* _Written exercise_: Copy exactly, and only, the lines from the line containing "Parse this screenshot: output" through the last line of the records below, both included, and leave out any pictures.

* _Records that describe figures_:
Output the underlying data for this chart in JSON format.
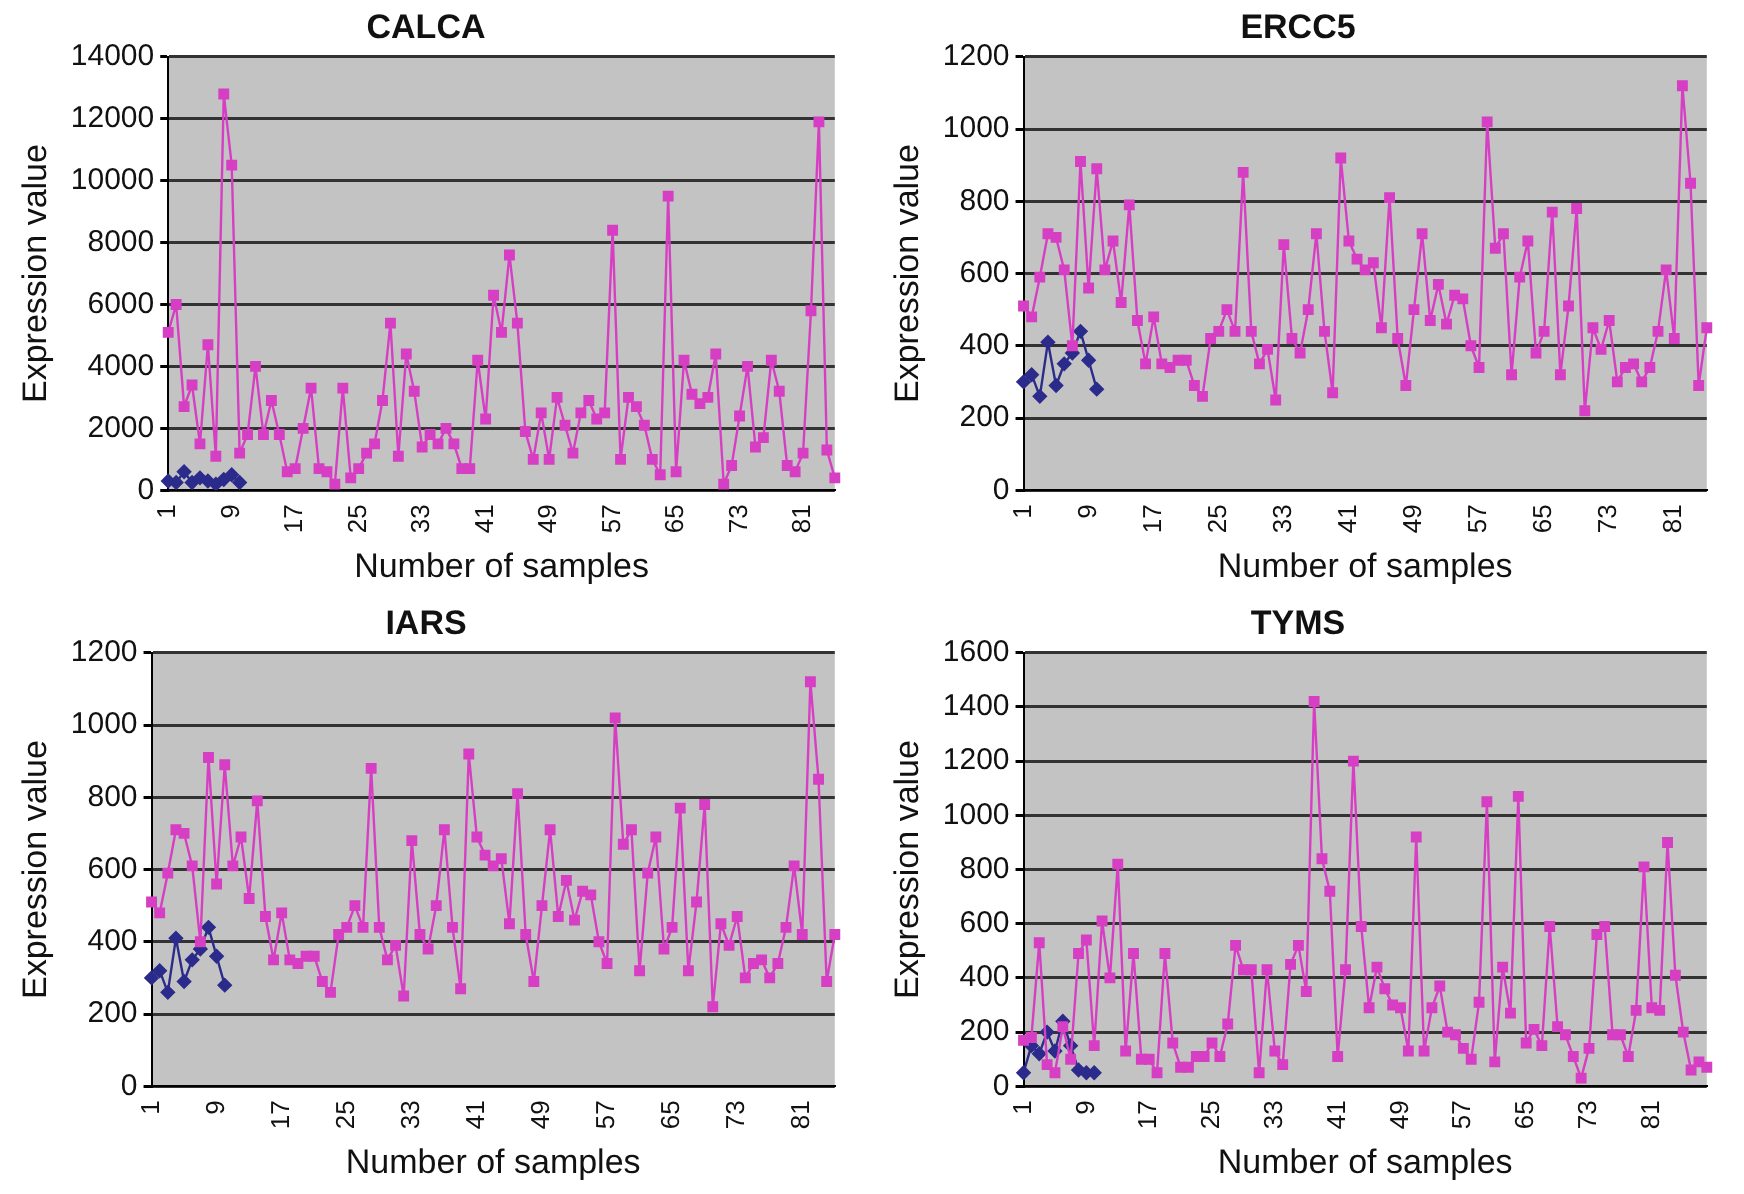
{
  "chart_data": [
    {
      "type": "line",
      "title": "CALCA",
      "xlabel": "Number of samples",
      "ylabel": "Expression value",
      "ylim": [
        0,
        14000
      ],
      "yticks": [
        0,
        2000,
        4000,
        6000,
        8000,
        10000,
        12000,
        14000
      ],
      "grid": "y",
      "marker": "square",
      "categories": [
        "1",
        null,
        null,
        null,
        null,
        null,
        null,
        null,
        "9",
        null,
        null,
        null,
        null,
        null,
        null,
        null,
        "17",
        null,
        null,
        null,
        null,
        null,
        null,
        null,
        "25",
        null,
        null,
        null,
        null,
        null,
        null,
        null,
        "33",
        null,
        null,
        null,
        null,
        null,
        null,
        null,
        "41",
        null,
        null,
        null,
        null,
        null,
        null,
        null,
        "49",
        null,
        null,
        null,
        null,
        null,
        null,
        null,
        "57",
        null,
        null,
        null,
        null,
        null,
        null,
        null,
        "65",
        null,
        null,
        null,
        null,
        null,
        null,
        null,
        "73",
        null,
        null,
        null,
        null,
        null,
        null,
        null,
        "81",
        null,
        null,
        null,
        null
      ],
      "series": [
        {
          "color": "#d63fc4",
          "values": [
            5100,
            6000,
            2700,
            3400,
            1500,
            4700,
            1100,
            12800,
            10500,
            1200,
            1800,
            4000,
            1800,
            2900,
            1800,
            600,
            700,
            2000,
            3300,
            700,
            600,
            200,
            3300,
            400,
            700,
            1200,
            1500,
            2900,
            5400,
            1100,
            4400,
            3200,
            1400,
            1800,
            1500,
            2000,
            1500,
            700,
            700,
            4200,
            2300,
            6300,
            5100,
            7600,
            5400,
            1900,
            1000,
            2500,
            1000,
            3000,
            2100,
            1200,
            2500,
            2900,
            2300,
            2500,
            8400,
            1000,
            3000,
            2700,
            2100,
            1000,
            500,
            9500,
            600,
            4200,
            3100,
            2800,
            3000,
            4400,
            200,
            800,
            2400,
            4000,
            1400,
            1700,
            4200,
            3200,
            800,
            600,
            1200,
            5800,
            11900,
            1300,
            400
          ]
        },
        {
          "color": "#2b2b8c",
          "marker": "diamond",
          "values": [
            300,
            250,
            600,
            250,
            400,
            300,
            200,
            350,
            500,
            250,
            null,
            null,
            null,
            null,
            null,
            null,
            null,
            null,
            null,
            null,
            null,
            null,
            null,
            null,
            null,
            null,
            null,
            null,
            null,
            null,
            null,
            null,
            null,
            null,
            null,
            null,
            null,
            null,
            null,
            null,
            null,
            null,
            null,
            null,
            null,
            null,
            null,
            null,
            null,
            null,
            null,
            null,
            null,
            null,
            null,
            null,
            null,
            null,
            null,
            null,
            null,
            null,
            null,
            null,
            null,
            null,
            null,
            null,
            null,
            null,
            null,
            null,
            null,
            null,
            null,
            null,
            null,
            null,
            null,
            null,
            null,
            null,
            null,
            null,
            null
          ]
        }
      ]
    },
    {
      "type": "line",
      "title": "ERCC5",
      "xlabel": "Number of samples",
      "ylabel": "Expression value",
      "ylim": [
        0,
        1200
      ],
      "yticks": [
        0,
        200,
        400,
        600,
        800,
        1000,
        1200
      ],
      "grid": "y",
      "marker": "square",
      "categories": [
        "1",
        null,
        null,
        null,
        null,
        null,
        null,
        null,
        "9",
        null,
        null,
        null,
        null,
        null,
        null,
        null,
        "17",
        null,
        null,
        null,
        null,
        null,
        null,
        null,
        "25",
        null,
        null,
        null,
        null,
        null,
        null,
        null,
        "33",
        null,
        null,
        null,
        null,
        null,
        null,
        null,
        "41",
        null,
        null,
        null,
        null,
        null,
        null,
        null,
        "49",
        null,
        null,
        null,
        null,
        null,
        null,
        null,
        "57",
        null,
        null,
        null,
        null,
        null,
        null,
        null,
        "65",
        null,
        null,
        null,
        null,
        null,
        null,
        null,
        "73",
        null,
        null,
        null,
        null,
        null,
        null,
        null,
        "81",
        null,
        null,
        null,
        null
      ],
      "series": [
        {
          "color": "#d63fc4",
          "values": [
            510,
            480,
            590,
            710,
            700,
            610,
            400,
            910,
            560,
            890,
            610,
            690,
            520,
            790,
            470,
            350,
            480,
            350,
            340,
            360,
            360,
            290,
            260,
            420,
            440,
            500,
            440,
            880,
            440,
            350,
            390,
            250,
            680,
            420,
            380,
            500,
            710,
            440,
            270,
            920,
            690,
            640,
            610,
            630,
            450,
            810,
            420,
            290,
            500,
            710,
            470,
            570,
            460,
            540,
            530,
            400,
            340,
            1020,
            670,
            710,
            320,
            590,
            690,
            380,
            440,
            770,
            320,
            510,
            780,
            220,
            450,
            390,
            470,
            300,
            340,
            350,
            300,
            340,
            440,
            610,
            420,
            1120,
            850,
            290,
            450
          ]
        },
        {
          "color": "#2b2b8c",
          "marker": "diamond",
          "values": [
            300,
            320,
            260,
            410,
            290,
            350,
            380,
            440,
            360,
            280,
            null,
            null,
            null,
            null,
            null,
            null,
            null,
            null,
            null,
            null,
            null,
            null,
            null,
            null,
            null,
            null,
            null,
            null,
            null,
            null,
            null,
            null,
            null,
            null,
            null,
            null,
            null,
            null,
            null,
            null,
            null,
            null,
            null,
            null,
            null,
            null,
            null,
            null,
            null,
            null,
            null,
            null,
            null,
            null,
            null,
            null,
            null,
            null,
            null,
            null,
            null,
            null,
            null,
            null,
            null,
            null,
            null,
            null,
            null,
            null,
            null,
            null,
            null,
            null,
            null,
            null,
            null,
            null,
            null,
            null,
            null,
            null,
            null,
            null,
            null
          ]
        }
      ]
    },
    {
      "type": "line",
      "title": "IARS",
      "xlabel": "Number of samples",
      "ylabel": "Expression value",
      "ylim": [
        0,
        1200
      ],
      "yticks": [
        0,
        200,
        400,
        600,
        800,
        1000,
        1200
      ],
      "grid": "y",
      "marker": "square",
      "categories": [
        "1",
        null,
        null,
        null,
        null,
        null,
        null,
        null,
        "9",
        null,
        null,
        null,
        null,
        null,
        null,
        null,
        "17",
        null,
        null,
        null,
        null,
        null,
        null,
        null,
        "25",
        null,
        null,
        null,
        null,
        null,
        null,
        null,
        "33",
        null,
        null,
        null,
        null,
        null,
        null,
        null,
        "41",
        null,
        null,
        null,
        null,
        null,
        null,
        null,
        "49",
        null,
        null,
        null,
        null,
        null,
        null,
        null,
        "57",
        null,
        null,
        null,
        null,
        null,
        null,
        null,
        "65",
        null,
        null,
        null,
        null,
        null,
        null,
        null,
        "73",
        null,
        null,
        null,
        null,
        null,
        null,
        null,
        "81",
        null,
        null,
        null,
        null
      ],
      "series": [
        {
          "color": "#d63fc4",
          "values": [
            510,
            480,
            590,
            710,
            700,
            610,
            400,
            910,
            560,
            890,
            610,
            690,
            520,
            790,
            470,
            350,
            480,
            350,
            340,
            360,
            360,
            290,
            260,
            420,
            440,
            500,
            440,
            880,
            440,
            350,
            390,
            250,
            680,
            420,
            380,
            500,
            710,
            440,
            270,
            920,
            690,
            640,
            610,
            630,
            450,
            810,
            420,
            290,
            500,
            710,
            470,
            570,
            460,
            540,
            530,
            400,
            340,
            1020,
            670,
            710,
            320,
            590,
            690,
            380,
            440,
            770,
            320,
            510,
            780,
            220,
            450,
            390,
            470,
            300,
            340,
            350,
            300,
            340,
            440,
            610,
            420,
            1120,
            850,
            290,
            420
          ]
        },
        {
          "color": "#2b2b8c",
          "marker": "diamond",
          "values": [
            300,
            320,
            260,
            410,
            290,
            350,
            380,
            440,
            360,
            280,
            null,
            null,
            null,
            null,
            null,
            null,
            null,
            null,
            null,
            null,
            null,
            null,
            null,
            null,
            null,
            null,
            null,
            null,
            null,
            null,
            null,
            null,
            null,
            null,
            null,
            null,
            null,
            null,
            null,
            null,
            null,
            null,
            null,
            null,
            null,
            null,
            null,
            null,
            null,
            null,
            null,
            null,
            null,
            null,
            null,
            null,
            null,
            null,
            null,
            null,
            null,
            null,
            null,
            null,
            null,
            null,
            null,
            null,
            null,
            null,
            null,
            null,
            null,
            null,
            null,
            null,
            null,
            null,
            null,
            null,
            null,
            null,
            null,
            null,
            null
          ]
        }
      ]
    },
    {
      "type": "line",
      "title": "TYMS",
      "xlabel": "Number of samples",
      "ylabel": "Expression value",
      "ylim": [
        0,
        1600
      ],
      "yticks": [
        0,
        200,
        400,
        600,
        800,
        1000,
        1200,
        1400,
        1600
      ],
      "grid": "y",
      "marker": "square",
      "categories": [
        "1",
        null,
        null,
        null,
        null,
        null,
        null,
        null,
        "9",
        null,
        null,
        null,
        null,
        null,
        null,
        null,
        "17",
        null,
        null,
        null,
        null,
        null,
        null,
        null,
        "25",
        null,
        null,
        null,
        null,
        null,
        null,
        null,
        "33",
        null,
        null,
        null,
        null,
        null,
        null,
        null,
        "41",
        null,
        null,
        null,
        null,
        null,
        null,
        null,
        "49",
        null,
        null,
        null,
        null,
        null,
        null,
        null,
        "57",
        null,
        null,
        null,
        null,
        null,
        null,
        null,
        "65",
        null,
        null,
        null,
        null,
        null,
        null,
        null,
        "73",
        null,
        null,
        null,
        null,
        null,
        null,
        null,
        "81",
        null,
        null,
        null,
        null,
        null,
        null,
        null
      ],
      "series": [
        {
          "color": "#d63fc4",
          "values": [
            170,
            180,
            530,
            80,
            50,
            220,
            100,
            490,
            540,
            150,
            610,
            400,
            820,
            130,
            490,
            100,
            100,
            50,
            490,
            160,
            70,
            70,
            110,
            110,
            160,
            110,
            230,
            520,
            430,
            430,
            50,
            430,
            130,
            80,
            450,
            520,
            350,
            1420,
            840,
            720,
            110,
            430,
            1200,
            590,
            290,
            440,
            360,
            300,
            290,
            130,
            920,
            130,
            290,
            370,
            200,
            190,
            140,
            100,
            310,
            1050,
            90,
            440,
            270,
            1070,
            160,
            210,
            150,
            590,
            220,
            190,
            110,
            30,
            140,
            560,
            590,
            190,
            190,
            110,
            280,
            810,
            290,
            280,
            900,
            410,
            200,
            60,
            90,
            70
          ]
        },
        {
          "color": "#2b2b8c",
          "marker": "diamond",
          "values": [
            50,
            150,
            120,
            200,
            130,
            240,
            150,
            60,
            50,
            50,
            null,
            null,
            null,
            null,
            null,
            null,
            null,
            null,
            null,
            null,
            null,
            null,
            null,
            null,
            null,
            null,
            null,
            null,
            null,
            null,
            null,
            null,
            null,
            null,
            null,
            null,
            null,
            null,
            null,
            null,
            null,
            null,
            null,
            null,
            null,
            null,
            null,
            null,
            null,
            null,
            null,
            null,
            null,
            null,
            null,
            null,
            null,
            null,
            null,
            null,
            null,
            null,
            null,
            null,
            null,
            null,
            null,
            null,
            null,
            null,
            null,
            null,
            null,
            null,
            null,
            null,
            null,
            null,
            null,
            null,
            null,
            null,
            null,
            null,
            null,
            null,
            null,
            null
          ]
        }
      ]
    }
  ]
}
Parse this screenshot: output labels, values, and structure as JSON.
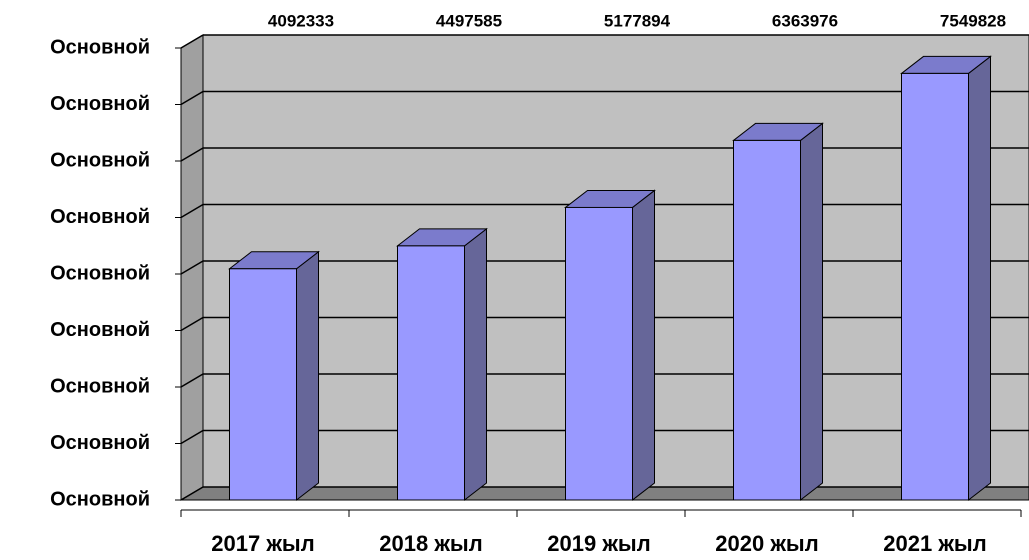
{
  "chart_data": {
    "type": "bar3d",
    "categories": [
      "2017 жыл",
      "2018 жыл",
      "2019 жыл",
      "2020 жыл",
      "2021 жыл"
    ],
    "values": [
      4092333,
      4497585,
      5177894,
      6363976,
      7549828
    ],
    "color": "#9999ff",
    "ylim": [
      0,
      8000000
    ],
    "yticks": [
      {
        "value": 0,
        "label": "Основной"
      },
      {
        "value": 1000000,
        "label": "Основной"
      },
      {
        "value": 2000000,
        "label": "Основной"
      },
      {
        "value": 3000000,
        "label": "Основной"
      },
      {
        "value": 4000000,
        "label": "Основной"
      },
      {
        "value": 5000000,
        "label": "Основной"
      },
      {
        "value": 6000000,
        "label": "Основной"
      },
      {
        "value": 7000000,
        "label": "Основной"
      },
      {
        "value": 8000000,
        "label": "Основной"
      }
    ],
    "grid": true
  }
}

* _Answer to the problem_:
Parse this screenshot: output labels, values, and structure as JSON.
{
  "chart_data": {
    "type": "bar3d",
    "categories": [
      "2017 жыл",
      "2018 жыл",
      "2019 жыл",
      "2020 жыл",
      "2021 жыл"
    ],
    "values": [
      4092333,
      4497585,
      5177894,
      6363976,
      7549828
    ],
    "color": "#9999ff",
    "ylim": [
      0,
      8000000
    ],
    "yticks": [
      {
        "value": 0,
        "label": "Основной"
      },
      {
        "value": 1000000,
        "label": "Основной"
      },
      {
        "value": 2000000,
        "label": "Основной"
      },
      {
        "value": 3000000,
        "label": "Основной"
      },
      {
        "value": 4000000,
        "label": "Основной"
      },
      {
        "value": 5000000,
        "label": "Основной"
      },
      {
        "value": 6000000,
        "label": "Основной"
      },
      {
        "value": 7000000,
        "label": "Основной"
      },
      {
        "value": 8000000,
        "label": "Основной"
      }
    ],
    "grid": true
  }
}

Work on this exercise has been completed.